----- Record excerpts

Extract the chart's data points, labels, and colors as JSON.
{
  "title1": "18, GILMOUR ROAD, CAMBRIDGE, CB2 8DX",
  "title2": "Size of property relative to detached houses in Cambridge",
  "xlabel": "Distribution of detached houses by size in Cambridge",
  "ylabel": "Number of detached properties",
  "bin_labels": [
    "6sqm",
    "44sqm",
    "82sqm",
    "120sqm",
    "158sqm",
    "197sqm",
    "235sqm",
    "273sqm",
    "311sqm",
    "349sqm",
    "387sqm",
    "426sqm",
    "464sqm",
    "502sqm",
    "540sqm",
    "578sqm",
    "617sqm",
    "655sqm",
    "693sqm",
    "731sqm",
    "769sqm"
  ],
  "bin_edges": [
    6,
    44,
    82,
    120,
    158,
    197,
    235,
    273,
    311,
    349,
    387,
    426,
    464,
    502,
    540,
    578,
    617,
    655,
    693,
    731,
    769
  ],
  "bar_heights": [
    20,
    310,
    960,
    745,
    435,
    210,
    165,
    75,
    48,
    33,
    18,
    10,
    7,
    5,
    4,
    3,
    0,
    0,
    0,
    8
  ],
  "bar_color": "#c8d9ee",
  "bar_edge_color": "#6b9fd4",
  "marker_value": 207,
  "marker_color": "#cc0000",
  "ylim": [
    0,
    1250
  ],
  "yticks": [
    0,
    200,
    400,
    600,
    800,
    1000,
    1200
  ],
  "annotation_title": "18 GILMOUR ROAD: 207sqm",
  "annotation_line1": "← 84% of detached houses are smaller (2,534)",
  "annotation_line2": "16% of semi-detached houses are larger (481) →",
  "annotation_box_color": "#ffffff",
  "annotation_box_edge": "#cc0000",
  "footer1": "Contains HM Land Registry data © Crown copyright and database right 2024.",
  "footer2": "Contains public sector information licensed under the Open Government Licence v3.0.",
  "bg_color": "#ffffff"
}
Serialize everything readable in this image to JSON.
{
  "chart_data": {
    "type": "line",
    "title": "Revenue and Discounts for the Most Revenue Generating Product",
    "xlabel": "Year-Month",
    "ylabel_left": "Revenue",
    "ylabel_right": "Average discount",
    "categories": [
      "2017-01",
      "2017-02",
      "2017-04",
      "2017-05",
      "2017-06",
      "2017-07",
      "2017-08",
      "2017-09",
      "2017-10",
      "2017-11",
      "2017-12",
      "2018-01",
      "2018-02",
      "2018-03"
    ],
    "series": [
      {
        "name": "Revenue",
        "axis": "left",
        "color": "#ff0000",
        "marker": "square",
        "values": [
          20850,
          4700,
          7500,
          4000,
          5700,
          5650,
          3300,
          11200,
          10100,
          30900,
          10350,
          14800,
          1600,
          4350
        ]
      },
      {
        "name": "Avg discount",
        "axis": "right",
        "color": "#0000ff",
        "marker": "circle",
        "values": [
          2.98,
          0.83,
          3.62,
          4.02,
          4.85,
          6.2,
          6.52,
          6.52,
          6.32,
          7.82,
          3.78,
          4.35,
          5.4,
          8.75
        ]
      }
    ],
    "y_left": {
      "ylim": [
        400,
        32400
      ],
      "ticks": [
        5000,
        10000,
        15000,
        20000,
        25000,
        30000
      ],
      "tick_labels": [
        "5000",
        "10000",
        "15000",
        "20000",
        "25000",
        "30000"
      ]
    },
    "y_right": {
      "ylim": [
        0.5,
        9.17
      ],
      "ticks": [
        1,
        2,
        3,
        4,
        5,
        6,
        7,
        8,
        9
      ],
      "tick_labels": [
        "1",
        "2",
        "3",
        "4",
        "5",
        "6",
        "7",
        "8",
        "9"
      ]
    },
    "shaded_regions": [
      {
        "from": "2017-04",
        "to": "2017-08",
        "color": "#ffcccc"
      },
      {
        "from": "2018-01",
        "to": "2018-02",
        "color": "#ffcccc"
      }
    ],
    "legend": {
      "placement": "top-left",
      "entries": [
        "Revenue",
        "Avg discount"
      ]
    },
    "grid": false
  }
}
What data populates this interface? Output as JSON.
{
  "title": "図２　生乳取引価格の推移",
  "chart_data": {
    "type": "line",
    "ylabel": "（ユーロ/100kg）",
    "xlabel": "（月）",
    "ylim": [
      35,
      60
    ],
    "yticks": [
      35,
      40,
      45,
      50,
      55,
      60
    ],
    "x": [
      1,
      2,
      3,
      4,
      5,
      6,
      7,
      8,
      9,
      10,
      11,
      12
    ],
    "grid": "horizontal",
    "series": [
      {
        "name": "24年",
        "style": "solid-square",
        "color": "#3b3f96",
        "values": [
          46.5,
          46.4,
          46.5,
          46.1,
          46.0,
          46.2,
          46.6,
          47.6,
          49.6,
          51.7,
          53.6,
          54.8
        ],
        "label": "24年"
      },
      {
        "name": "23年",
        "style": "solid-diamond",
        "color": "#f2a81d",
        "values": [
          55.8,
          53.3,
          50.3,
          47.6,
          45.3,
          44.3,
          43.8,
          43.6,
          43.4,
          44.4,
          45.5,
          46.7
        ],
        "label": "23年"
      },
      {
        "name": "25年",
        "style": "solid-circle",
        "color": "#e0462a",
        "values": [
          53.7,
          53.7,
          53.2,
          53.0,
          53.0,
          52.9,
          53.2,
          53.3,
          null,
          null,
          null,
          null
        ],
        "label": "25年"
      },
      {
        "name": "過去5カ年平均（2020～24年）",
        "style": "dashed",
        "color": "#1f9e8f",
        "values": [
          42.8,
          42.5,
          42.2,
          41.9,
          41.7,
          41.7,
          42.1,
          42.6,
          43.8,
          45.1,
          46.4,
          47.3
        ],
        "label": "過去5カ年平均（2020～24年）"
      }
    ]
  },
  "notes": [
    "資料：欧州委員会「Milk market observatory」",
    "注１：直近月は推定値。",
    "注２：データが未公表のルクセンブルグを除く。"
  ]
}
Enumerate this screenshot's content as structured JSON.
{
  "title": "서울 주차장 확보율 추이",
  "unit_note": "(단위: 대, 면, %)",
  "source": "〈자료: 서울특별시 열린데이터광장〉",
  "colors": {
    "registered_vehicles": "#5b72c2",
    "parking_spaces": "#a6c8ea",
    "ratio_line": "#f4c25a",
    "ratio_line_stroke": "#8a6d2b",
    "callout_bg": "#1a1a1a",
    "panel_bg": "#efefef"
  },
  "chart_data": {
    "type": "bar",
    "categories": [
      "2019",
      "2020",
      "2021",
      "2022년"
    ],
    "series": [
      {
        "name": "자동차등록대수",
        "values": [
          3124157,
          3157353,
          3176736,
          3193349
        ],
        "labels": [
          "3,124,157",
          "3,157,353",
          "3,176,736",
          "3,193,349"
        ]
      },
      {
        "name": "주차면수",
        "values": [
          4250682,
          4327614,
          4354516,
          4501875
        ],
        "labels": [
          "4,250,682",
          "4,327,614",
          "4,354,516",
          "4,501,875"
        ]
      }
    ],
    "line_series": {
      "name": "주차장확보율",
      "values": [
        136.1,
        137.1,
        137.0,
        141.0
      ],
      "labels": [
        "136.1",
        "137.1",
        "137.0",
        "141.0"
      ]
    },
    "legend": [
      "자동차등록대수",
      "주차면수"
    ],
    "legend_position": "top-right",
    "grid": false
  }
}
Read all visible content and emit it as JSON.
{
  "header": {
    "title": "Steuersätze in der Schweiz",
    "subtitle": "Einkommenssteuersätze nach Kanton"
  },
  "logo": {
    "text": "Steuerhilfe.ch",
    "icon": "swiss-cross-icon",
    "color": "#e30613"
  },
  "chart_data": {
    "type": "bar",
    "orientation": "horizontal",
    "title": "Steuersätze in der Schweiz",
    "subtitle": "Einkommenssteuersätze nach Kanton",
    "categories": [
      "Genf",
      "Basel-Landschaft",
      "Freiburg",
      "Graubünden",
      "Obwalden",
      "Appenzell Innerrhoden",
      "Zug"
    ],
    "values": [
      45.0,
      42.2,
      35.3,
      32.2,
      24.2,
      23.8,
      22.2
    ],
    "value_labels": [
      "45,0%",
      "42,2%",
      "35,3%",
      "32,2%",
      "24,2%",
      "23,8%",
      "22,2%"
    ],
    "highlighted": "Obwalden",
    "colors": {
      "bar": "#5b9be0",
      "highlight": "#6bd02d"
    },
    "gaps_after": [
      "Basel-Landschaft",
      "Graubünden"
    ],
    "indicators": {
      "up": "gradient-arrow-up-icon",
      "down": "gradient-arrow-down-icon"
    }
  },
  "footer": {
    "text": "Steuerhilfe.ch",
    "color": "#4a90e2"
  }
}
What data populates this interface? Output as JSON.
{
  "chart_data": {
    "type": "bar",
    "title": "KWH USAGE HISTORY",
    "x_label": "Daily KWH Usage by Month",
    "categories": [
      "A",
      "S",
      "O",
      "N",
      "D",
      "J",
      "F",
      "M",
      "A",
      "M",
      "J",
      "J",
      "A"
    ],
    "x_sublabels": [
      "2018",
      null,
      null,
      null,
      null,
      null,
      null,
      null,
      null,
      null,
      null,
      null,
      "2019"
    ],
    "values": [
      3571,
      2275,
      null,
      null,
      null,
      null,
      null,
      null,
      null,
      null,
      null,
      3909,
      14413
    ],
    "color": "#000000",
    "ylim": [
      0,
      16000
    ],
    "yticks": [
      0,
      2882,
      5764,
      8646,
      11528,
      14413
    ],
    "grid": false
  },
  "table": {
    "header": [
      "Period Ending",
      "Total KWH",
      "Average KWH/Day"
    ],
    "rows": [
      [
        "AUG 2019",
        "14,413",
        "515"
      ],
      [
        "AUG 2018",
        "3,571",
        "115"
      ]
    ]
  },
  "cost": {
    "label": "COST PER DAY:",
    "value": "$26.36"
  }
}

----------

• **Task instructions**: Find all the lines containing "GILMOUR" in the material, then copy them.

• **Exercise output**:
  "title1": "18, GILMOUR ROAD, CAMBRIDGE, CB2 8DX",
  "annotation_title": "18 GILMOUR ROAD: 207sqm",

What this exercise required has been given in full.